- _DATA TO USE_:

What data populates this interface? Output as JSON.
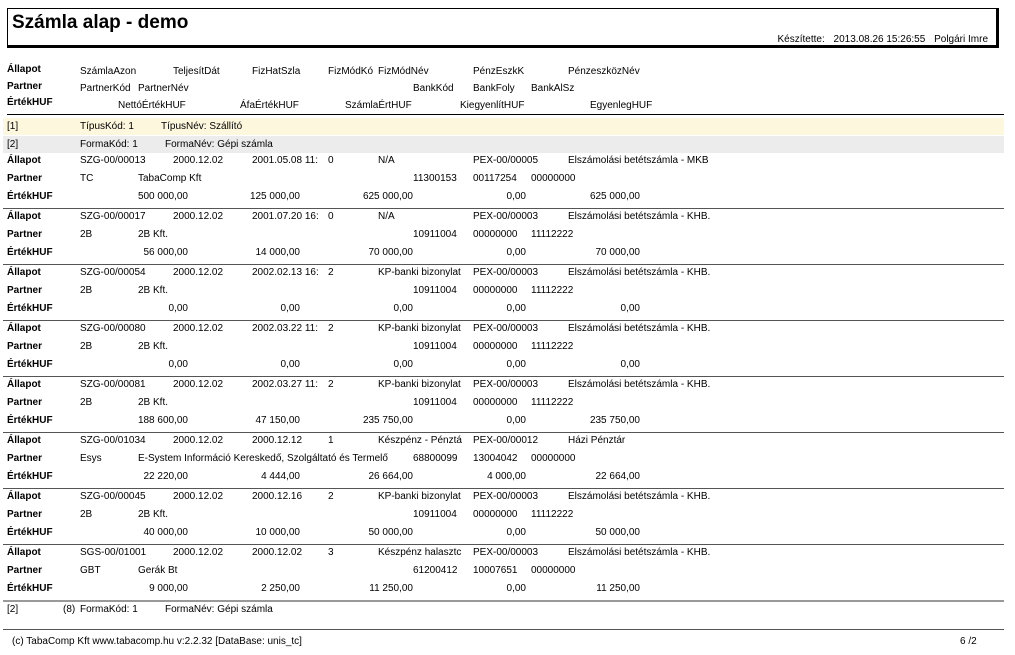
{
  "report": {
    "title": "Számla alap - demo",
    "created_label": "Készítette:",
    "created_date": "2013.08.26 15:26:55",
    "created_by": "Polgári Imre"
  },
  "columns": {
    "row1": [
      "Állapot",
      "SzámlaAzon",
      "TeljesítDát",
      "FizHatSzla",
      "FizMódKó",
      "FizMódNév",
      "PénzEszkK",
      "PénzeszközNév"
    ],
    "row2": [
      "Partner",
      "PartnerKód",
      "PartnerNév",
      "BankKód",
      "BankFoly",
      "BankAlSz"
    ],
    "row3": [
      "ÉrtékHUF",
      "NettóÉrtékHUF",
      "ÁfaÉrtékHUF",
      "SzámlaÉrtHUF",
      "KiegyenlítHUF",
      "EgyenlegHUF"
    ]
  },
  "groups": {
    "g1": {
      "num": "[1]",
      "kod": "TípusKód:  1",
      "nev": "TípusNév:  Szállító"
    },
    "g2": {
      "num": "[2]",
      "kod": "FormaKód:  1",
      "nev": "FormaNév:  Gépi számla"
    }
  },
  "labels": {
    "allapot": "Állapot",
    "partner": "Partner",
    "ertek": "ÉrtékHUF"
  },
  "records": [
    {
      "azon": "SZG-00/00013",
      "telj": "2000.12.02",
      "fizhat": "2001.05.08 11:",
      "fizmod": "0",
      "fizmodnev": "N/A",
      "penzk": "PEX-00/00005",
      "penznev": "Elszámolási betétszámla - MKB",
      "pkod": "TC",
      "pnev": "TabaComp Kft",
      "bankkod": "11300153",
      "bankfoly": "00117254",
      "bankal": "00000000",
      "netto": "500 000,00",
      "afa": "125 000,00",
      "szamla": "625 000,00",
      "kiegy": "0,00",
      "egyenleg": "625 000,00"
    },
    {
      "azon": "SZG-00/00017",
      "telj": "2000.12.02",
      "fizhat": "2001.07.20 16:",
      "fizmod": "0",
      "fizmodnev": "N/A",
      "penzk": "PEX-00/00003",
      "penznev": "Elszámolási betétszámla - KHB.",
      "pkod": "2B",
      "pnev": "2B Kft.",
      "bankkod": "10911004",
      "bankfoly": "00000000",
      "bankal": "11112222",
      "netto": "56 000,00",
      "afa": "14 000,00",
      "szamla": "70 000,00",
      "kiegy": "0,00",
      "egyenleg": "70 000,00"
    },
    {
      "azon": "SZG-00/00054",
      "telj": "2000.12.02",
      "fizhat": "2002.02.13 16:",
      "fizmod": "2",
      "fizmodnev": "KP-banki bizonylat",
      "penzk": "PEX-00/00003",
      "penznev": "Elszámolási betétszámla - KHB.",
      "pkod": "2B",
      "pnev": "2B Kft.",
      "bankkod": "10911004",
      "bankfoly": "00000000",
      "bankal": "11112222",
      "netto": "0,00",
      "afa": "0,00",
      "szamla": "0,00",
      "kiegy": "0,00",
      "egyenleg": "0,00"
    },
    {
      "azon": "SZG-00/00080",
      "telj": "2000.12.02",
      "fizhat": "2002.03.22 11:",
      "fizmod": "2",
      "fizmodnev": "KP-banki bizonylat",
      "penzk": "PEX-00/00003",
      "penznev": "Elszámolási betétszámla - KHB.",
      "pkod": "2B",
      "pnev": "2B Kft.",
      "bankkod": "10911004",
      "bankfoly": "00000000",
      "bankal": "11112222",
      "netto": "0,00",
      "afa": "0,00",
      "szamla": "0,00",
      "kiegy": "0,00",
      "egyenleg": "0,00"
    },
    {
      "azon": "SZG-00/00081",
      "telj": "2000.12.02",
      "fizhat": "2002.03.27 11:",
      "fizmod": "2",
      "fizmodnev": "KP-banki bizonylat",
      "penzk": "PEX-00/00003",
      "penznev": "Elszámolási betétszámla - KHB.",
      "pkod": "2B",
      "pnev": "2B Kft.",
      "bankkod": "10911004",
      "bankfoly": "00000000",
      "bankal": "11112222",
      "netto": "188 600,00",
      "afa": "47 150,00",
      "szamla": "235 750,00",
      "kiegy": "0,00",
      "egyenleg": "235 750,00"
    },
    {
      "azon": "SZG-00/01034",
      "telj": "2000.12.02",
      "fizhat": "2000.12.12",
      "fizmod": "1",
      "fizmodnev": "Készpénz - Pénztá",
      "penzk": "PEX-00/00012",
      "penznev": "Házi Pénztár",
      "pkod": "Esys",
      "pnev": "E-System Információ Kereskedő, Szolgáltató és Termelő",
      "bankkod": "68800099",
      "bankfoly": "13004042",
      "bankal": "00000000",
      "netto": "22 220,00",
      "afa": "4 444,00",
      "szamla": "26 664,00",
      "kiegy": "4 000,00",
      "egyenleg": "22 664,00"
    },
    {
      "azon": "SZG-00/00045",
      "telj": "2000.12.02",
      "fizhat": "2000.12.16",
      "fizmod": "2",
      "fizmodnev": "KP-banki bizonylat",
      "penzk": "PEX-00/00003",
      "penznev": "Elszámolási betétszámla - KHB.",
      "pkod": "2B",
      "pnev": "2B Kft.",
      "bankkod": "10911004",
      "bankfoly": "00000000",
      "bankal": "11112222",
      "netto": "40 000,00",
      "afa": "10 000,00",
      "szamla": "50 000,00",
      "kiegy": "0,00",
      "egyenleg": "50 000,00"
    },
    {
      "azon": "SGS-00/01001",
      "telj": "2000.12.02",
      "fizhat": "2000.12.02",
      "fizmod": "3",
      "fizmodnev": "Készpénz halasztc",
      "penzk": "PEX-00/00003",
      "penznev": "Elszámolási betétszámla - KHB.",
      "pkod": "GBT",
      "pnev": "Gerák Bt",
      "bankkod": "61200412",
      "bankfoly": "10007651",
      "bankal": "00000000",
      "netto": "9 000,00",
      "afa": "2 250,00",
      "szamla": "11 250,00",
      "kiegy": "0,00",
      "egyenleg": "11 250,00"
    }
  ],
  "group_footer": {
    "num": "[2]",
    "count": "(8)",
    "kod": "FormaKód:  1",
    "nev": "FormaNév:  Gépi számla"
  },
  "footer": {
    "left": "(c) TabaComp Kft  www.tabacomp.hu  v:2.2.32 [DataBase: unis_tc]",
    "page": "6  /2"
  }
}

- _TASK PROMPT_: Scan the listing above for the word "TabaComp" and show each line where it is found.

- _RESPONSE_:
      "pnev": "TabaComp Kft",
    "left": "(c) TabaComp Kft  www.tabacomp.hu  v:2.2.32 [DataBase: unis_tc]",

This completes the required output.